Stated problem: Every line below that mentions the word "text" should be copied out.

Task input:

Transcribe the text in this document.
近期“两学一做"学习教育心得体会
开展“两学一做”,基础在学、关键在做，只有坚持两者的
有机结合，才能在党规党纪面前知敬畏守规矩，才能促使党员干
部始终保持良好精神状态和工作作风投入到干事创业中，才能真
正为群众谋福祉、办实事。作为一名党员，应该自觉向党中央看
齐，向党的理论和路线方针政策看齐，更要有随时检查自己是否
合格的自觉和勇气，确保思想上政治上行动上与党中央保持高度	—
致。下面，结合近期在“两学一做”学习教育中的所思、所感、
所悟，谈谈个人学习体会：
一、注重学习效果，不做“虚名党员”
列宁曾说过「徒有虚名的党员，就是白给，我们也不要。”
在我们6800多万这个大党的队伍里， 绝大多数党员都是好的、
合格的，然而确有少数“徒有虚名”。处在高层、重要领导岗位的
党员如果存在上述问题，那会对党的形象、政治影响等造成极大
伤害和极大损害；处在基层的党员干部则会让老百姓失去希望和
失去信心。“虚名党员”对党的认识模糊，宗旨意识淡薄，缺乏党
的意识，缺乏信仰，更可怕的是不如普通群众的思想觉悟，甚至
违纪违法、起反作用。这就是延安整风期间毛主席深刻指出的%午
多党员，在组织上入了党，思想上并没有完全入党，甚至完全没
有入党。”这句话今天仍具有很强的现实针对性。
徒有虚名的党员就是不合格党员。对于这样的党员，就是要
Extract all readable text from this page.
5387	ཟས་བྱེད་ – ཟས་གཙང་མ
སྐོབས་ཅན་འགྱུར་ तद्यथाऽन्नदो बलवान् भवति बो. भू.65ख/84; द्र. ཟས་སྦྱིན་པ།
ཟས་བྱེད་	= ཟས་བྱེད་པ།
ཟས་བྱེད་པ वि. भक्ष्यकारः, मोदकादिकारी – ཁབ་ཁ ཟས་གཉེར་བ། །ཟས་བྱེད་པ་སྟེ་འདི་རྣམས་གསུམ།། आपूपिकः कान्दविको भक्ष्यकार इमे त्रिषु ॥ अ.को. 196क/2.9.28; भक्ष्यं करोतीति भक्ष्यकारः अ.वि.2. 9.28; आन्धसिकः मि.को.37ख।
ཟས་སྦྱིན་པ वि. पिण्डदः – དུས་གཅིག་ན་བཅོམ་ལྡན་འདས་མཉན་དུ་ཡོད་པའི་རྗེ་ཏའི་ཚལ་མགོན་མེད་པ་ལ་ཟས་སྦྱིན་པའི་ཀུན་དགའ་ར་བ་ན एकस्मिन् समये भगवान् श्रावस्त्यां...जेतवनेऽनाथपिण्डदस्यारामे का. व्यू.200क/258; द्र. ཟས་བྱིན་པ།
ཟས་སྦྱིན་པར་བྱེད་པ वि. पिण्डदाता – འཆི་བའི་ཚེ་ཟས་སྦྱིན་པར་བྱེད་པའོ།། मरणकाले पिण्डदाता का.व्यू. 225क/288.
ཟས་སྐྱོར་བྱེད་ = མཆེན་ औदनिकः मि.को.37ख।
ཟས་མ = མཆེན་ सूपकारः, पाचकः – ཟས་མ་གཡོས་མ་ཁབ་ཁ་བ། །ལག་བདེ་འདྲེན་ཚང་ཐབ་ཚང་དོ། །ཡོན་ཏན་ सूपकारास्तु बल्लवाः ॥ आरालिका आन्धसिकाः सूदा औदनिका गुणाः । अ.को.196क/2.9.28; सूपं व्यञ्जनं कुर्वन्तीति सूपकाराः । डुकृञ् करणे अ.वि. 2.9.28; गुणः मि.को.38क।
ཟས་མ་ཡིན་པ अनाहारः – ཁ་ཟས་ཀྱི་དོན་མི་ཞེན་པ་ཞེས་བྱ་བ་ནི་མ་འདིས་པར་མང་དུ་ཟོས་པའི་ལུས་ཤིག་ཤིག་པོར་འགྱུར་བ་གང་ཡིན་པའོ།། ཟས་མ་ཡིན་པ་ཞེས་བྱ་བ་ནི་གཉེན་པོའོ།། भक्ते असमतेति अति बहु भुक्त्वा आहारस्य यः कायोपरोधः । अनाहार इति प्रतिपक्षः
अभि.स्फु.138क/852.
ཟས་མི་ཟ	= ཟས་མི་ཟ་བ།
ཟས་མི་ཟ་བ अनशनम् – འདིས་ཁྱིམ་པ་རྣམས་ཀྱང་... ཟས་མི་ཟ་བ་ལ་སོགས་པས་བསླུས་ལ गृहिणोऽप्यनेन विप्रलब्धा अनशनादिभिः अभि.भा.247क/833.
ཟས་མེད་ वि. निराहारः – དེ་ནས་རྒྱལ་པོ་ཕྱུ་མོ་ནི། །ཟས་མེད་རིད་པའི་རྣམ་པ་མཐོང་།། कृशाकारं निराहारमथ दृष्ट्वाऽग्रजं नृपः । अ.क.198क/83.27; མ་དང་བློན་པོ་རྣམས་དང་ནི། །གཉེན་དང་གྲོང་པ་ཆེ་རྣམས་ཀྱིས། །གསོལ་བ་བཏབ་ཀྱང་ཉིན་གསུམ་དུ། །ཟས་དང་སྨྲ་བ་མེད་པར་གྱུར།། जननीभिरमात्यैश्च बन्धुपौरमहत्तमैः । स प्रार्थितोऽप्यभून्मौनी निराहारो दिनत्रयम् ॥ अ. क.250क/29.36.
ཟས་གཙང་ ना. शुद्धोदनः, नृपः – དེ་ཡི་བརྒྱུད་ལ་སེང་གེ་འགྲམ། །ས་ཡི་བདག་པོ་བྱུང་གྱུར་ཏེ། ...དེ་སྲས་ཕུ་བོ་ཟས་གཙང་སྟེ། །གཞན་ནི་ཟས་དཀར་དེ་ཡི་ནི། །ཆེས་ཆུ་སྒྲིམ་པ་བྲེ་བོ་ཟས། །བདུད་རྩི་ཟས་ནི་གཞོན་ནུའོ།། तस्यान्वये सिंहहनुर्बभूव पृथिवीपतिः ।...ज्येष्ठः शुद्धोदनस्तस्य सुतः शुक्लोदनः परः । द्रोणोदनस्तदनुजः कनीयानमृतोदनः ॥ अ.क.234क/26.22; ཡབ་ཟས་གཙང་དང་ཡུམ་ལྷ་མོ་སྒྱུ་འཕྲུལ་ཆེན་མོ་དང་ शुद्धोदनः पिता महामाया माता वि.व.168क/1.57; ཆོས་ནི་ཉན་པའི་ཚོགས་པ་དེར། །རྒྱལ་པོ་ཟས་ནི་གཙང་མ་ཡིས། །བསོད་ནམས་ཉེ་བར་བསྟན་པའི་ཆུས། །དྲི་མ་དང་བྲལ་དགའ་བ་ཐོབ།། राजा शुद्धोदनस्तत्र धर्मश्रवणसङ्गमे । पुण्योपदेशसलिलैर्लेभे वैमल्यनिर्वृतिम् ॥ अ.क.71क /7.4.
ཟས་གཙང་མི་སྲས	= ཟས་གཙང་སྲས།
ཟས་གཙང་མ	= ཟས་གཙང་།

Expected answer:
Transcribe the text in this document.
Extract all readable text from this page.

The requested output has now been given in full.